Reproduce the entries in full, with no changes.

--- Data excerpts ---

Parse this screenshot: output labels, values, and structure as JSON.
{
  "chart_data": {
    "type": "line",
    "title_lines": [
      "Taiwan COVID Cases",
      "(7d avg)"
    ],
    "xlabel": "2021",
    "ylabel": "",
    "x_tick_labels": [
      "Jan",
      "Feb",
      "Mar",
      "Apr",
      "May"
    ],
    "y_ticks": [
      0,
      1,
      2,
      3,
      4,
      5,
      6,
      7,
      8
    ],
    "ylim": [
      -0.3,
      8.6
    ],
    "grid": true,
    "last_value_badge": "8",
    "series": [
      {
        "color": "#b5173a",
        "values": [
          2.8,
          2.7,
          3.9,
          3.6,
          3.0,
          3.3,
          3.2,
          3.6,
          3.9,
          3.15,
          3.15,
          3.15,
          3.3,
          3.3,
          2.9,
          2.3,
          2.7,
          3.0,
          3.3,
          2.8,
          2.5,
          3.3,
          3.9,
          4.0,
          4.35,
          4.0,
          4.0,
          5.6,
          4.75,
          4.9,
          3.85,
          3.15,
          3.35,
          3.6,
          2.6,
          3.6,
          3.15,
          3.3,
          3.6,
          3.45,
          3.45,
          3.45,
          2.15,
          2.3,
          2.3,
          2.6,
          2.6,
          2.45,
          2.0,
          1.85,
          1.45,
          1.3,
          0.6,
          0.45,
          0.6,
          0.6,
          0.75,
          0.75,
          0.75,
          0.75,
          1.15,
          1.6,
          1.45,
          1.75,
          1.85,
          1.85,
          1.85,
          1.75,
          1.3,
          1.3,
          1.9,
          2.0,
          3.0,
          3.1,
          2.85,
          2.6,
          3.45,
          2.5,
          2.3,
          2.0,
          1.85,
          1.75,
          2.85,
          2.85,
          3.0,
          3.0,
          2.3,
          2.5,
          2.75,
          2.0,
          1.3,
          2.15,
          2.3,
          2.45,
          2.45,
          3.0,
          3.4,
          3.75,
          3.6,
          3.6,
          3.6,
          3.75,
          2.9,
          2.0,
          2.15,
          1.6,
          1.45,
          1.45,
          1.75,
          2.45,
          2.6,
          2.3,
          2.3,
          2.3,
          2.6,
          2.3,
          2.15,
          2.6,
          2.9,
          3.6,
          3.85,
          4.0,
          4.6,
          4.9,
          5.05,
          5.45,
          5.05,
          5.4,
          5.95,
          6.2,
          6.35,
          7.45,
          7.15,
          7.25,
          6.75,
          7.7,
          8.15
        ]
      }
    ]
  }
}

---

◆ The response:
Parse this screenshot: output labels, values, and structure as JSON.
{
  "chart_data": {
    "type": "line",
    "title_lines": [
      "Taiwan COVID Cases",
      "(7d avg)"
    ],
    "xlabel": "2021",
    "ylabel": "",
    "x_tick_labels": [
      "Jan",
      "Feb",
      "Mar",
      "Apr",
      "May"
    ],
    "y_ticks": [
      0,
      1,
      2,
      3,
      4,
      5,
      6,
      7,
      8
    ],
    "ylim": [
      -0.3,
      8.6
    ],
    "grid": true,
    "last_value_badge": "8",
    "series": [
      {
        "color": "#b5173a",
        "values": [
          2.8,
          2.7,
          3.9,
          3.6,
          3.0,
          3.3,
          3.2,
          3.6,
          3.9,
          3.15,
          3.15,
          3.15,
          3.3,
          3.3,
          2.9,
          2.3,
          2.7,
          3.0,
          3.3,
          2.8,
          2.5,
          3.3,
          3.9,
          4.0,
          4.35,
          4.0,
          4.0,
          5.6,
          4.75,
          4.9,
          3.85,
          3.15,
          3.35,
          3.6,
          2.6,
          3.6,
          3.15,
          3.3,
          3.6,
          3.45,
          3.45,
          3.45,
          2.15,
          2.3,
          2.3,
          2.6,
          2.6,
          2.45,
          2.0,
          1.85,
          1.45,
          1.3,
          0.6,
          0.45,
          0.6,
          0.6,
          0.75,
          0.75,
          0.75,
          0.75,
          1.15,
          1.6,
          1.45,
          1.75,
          1.85,
          1.85,
          1.85,
          1.75,
          1.3,
          1.3,
          1.9,
          2.0,
          3.0,
          3.1,
          2.85,
          2.6,
          3.45,
          2.5,
          2.3,
          2.0,
          1.85,
          1.75,
          2.85,
          2.85,
          3.0,
          3.0,
          2.3,
          2.5,
          2.75,
          2.0,
          1.3,
          2.15,
          2.3,
          2.45,
          2.45,
          3.0,
          3.4,
          3.75,
          3.6,
          3.6,
          3.6,
          3.75,
          2.9,
          2.0,
          2.15,
          1.6,
          1.45,
          1.45,
          1.75,
          2.45,
          2.6,
          2.3,
          2.3,
          2.3,
          2.6,
          2.3,
          2.15,
          2.6,
          2.9,
          3.6,
          3.85,
          4.0,
          4.6,
          4.9,
          5.05,
          5.45,
          5.05,
          5.4,
          5.95,
          6.2,
          6.35,
          7.45,
          7.15,
          7.25,
          6.75,
          7.7,
          8.15
        ]
      }
    ]
  }
}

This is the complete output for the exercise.